Every line of the data must be copied exactly.

## Begin

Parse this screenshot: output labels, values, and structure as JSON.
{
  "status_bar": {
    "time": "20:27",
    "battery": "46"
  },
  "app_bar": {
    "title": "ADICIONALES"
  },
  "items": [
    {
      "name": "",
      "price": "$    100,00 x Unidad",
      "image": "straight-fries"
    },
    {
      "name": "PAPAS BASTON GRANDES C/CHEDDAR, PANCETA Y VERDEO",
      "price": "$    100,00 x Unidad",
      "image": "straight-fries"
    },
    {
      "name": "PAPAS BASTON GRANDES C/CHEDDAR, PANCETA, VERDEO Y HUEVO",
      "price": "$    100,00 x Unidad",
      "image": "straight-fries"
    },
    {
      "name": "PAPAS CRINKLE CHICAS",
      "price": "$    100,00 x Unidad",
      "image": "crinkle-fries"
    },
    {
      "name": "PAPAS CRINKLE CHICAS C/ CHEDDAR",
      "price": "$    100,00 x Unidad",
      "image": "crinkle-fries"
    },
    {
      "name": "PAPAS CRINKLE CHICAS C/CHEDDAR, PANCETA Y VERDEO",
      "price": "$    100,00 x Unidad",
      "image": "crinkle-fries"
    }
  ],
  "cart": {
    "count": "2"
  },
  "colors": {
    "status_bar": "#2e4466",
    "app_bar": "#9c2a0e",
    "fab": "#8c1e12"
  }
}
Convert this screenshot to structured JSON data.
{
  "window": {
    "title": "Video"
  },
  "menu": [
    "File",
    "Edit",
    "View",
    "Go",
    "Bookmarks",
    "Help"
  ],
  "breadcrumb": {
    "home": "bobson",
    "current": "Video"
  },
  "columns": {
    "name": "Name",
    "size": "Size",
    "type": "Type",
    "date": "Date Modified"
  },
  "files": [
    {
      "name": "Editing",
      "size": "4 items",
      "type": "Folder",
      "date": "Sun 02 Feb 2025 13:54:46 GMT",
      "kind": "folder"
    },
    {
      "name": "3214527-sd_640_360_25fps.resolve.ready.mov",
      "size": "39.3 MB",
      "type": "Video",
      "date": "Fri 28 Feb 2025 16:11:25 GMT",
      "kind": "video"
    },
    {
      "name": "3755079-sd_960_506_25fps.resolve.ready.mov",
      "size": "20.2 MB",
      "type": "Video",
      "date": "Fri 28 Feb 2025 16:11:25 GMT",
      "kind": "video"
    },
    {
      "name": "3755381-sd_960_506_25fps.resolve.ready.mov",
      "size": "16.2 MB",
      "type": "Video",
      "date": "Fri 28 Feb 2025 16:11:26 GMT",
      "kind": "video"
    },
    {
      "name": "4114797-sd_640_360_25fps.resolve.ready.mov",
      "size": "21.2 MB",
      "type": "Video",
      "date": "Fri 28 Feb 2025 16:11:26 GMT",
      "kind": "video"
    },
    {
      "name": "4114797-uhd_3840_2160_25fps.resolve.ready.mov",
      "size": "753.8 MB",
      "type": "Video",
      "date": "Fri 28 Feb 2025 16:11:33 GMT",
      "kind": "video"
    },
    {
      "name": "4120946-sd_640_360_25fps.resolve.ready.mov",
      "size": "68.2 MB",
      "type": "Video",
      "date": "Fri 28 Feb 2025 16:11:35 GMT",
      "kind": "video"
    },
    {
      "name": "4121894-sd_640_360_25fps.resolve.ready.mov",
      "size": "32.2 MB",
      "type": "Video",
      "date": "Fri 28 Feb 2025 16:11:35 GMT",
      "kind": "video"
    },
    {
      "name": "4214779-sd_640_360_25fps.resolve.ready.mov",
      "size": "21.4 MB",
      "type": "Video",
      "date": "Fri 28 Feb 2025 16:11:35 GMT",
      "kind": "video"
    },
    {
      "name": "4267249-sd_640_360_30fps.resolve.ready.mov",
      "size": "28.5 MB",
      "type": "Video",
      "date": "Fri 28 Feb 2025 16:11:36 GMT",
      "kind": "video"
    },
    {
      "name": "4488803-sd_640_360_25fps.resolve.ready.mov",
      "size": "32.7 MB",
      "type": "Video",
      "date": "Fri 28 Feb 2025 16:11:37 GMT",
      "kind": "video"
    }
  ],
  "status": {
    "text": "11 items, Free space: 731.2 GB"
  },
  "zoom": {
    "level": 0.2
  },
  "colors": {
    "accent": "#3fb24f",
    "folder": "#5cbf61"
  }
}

## End

> Solved exercise:
Parse this screenshot: output labels, values, and structure as JSON.
{
  "status_bar": {
    "time": "20:27",
    "battery": "46"
  },
  "app_bar": {
    "title": "ADICIONALES"
  },
  "items": [
    {
      "name": "",
      "price": "$    100,00 x Unidad",
      "image": "straight-fries"
    },
    {
      "name": "PAPAS BASTON GRANDES C/CHEDDAR, PANCETA Y VERDEO",
      "price": "$    100,00 x Unidad",
      "image": "straight-fries"
    },
    {
      "name": "PAPAS BASTON GRANDES C/CHEDDAR, PANCETA, VERDEO Y HUEVO",
      "price": "$    100,00 x Unidad",
      "image": "straight-fries"
    },
    {
      "name": "PAPAS CRINKLE CHICAS",
      "price": "$    100,00 x Unidad",
      "image": "crinkle-fries"
    },
    {
      "name": "PAPAS CRINKLE CHICAS C/ CHEDDAR",
      "price": "$    100,00 x Unidad",
      "image": "crinkle-fries"
    },
    {
      "name": "PAPAS CRINKLE CHICAS C/CHEDDAR, PANCETA Y VERDEO",
      "price": "$    100,00 x Unidad",
      "image": "crinkle-fries"
    }
  ],
  "cart": {
    "count": "2"
  },
  "colors": {
    "status_bar": "#2e4466",
    "app_bar": "#9c2a0e",
    "fab": "#8c1e12"
  }
}
Convert this screenshot to structured JSON data.
{
  "window": {
    "title": "Video"
  },
  "menu": [
    "File",
    "Edit",
    "View",
    "Go",
    "Bookmarks",
    "Help"
  ],
  "breadcrumb": {
    "home": "bobson",
    "current": "Video"
  },
  "columns": {
    "name": "Name",
    "size": "Size",
    "type": "Type",
    "date": "Date Modified"
  },
  "files": [
    {
      "name": "Editing",
      "size": "4 items",
      "type": "Folder",
      "date": "Sun 02 Feb 2025 13:54:46 GMT",
      "kind": "folder"
    },
    {
      "name": "3214527-sd_640_360_25fps.resolve.ready.mov",
      "size": "39.3 MB",
      "type": "Video",
      "date": "Fri 28 Feb 2025 16:11:25 GMT",
      "kind": "video"
    },
    {
      "name": "3755079-sd_960_506_25fps.resolve.ready.mov",
      "size": "20.2 MB",
      "type": "Video",
      "date": "Fri 28 Feb 2025 16:11:25 GMT",
      "kind": "video"
    },
    {
      "name": "3755381-sd_960_506_25fps.resolve.ready.mov",
      "size": "16.2 MB",
      "type": "Video",
      "date": "Fri 28 Feb 2025 16:11:26 GMT",
      "kind": "video"
    },
    {
      "name": "4114797-sd_640_360_25fps.resolve.ready.mov",
      "size": "21.2 MB",
      "type": "Video",
      "date": "Fri 28 Feb 2025 16:11:26 GMT",
      "kind": "video"
    },
    {
      "name": "4114797-uhd_3840_2160_25fps.resolve.ready.mov",
      "size": "753.8 MB",
      "type": "Video",
      "date": "Fri 28 Feb 2025 16:11:33 GMT",
      "kind": "video"
    },
    {
      "name": "4120946-sd_640_360_25fps.resolve.ready.mov",
      "size": "68.2 MB",
      "type": "Video",
      "date": "Fri 28 Feb 2025 16:11:35 GMT",
      "kind": "video"
    },
    {
      "name": "4121894-sd_640_360_25fps.resolve.ready.mov",
      "size": "32.2 MB",
      "type": "Video",
      "date": "Fri 28 Feb 2025 16:11:35 GMT",
      "kind": "video"
    },
    {
      "name": "4214779-sd_640_360_25fps.resolve.ready.mov",
      "size": "21.4 MB",
      "type": "Video",
      "date": "Fri 28 Feb 2025 16:11:35 GMT",
      "kind": "video"
    },
    {
      "name": "4267249-sd_640_360_30fps.resolve.ready.mov",
      "size": "28.5 MB",
      "type": "Video",
      "date": "Fri 28 Feb 2025 16:11:36 GMT",
      "kind": "video"
    },
    {
      "name": "4488803-sd_640_360_25fps.resolve.ready.mov",
      "size": "32.7 MB",
      "type": "Video",
      "date": "Fri 28 Feb 2025 16:11:37 GMT",
      "kind": "video"
    }
  ],
  "status": {
    "text": "11 items, Free space: 731.2 GB"
  },
  "zoom": {
    "level": 0.2
  },
  "colors": {
    "accent": "#3fb24f",
    "folder": "#5cbf61"
  }
}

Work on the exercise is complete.